- WHAT TO WORK ON: Filter the data below for the string "this" and copy each matching line.

- WORKING DATA:

------------------------------

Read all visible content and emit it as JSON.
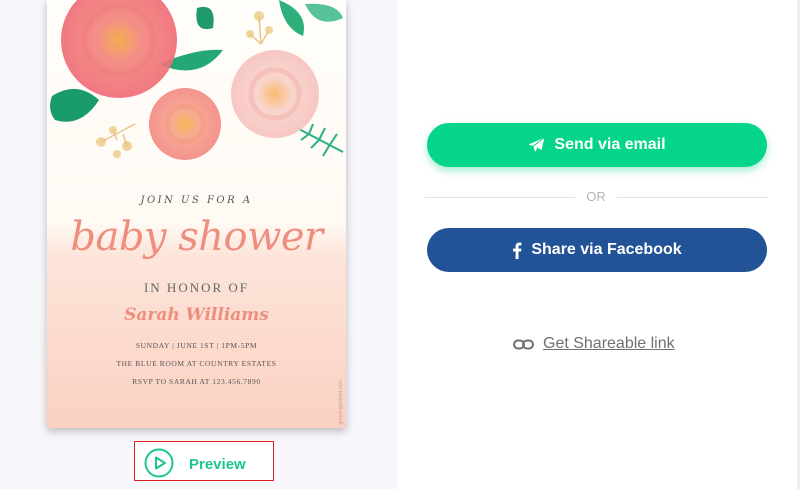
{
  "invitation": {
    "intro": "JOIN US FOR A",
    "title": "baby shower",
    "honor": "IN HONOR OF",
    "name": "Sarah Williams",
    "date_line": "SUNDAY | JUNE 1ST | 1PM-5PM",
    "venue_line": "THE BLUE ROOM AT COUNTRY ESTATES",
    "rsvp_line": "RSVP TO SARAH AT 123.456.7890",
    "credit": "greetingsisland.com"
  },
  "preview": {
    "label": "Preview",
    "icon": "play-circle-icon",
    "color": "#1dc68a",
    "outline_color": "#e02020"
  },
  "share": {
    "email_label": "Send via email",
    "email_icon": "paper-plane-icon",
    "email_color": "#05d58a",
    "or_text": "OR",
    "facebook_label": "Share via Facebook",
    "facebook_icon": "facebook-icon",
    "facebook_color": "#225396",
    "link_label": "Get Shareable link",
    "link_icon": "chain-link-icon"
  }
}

------------------------------

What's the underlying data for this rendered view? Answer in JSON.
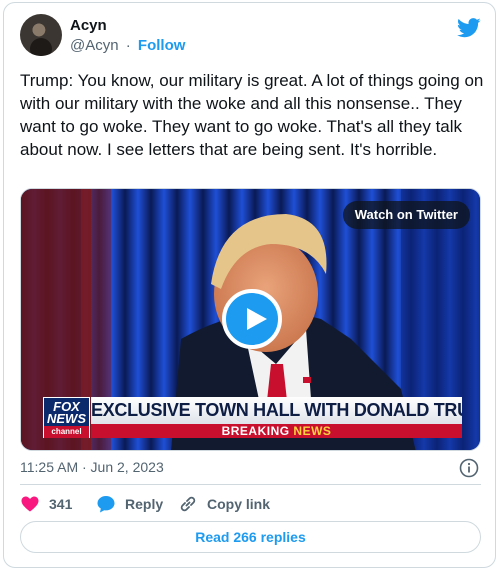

------------------------------

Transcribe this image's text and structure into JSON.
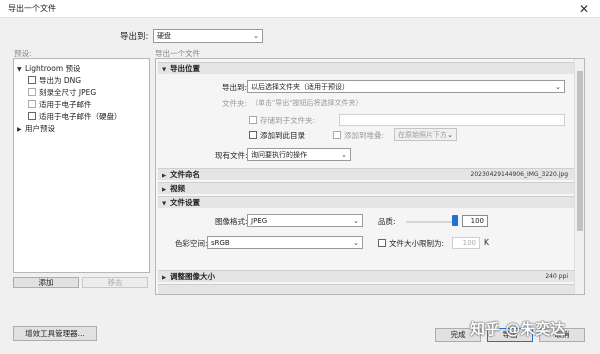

------------------------------

- RESPONSE:
What's the underlying data for this rendered view? Answer in JSON.
Transcribe this image's text and structure into JSON.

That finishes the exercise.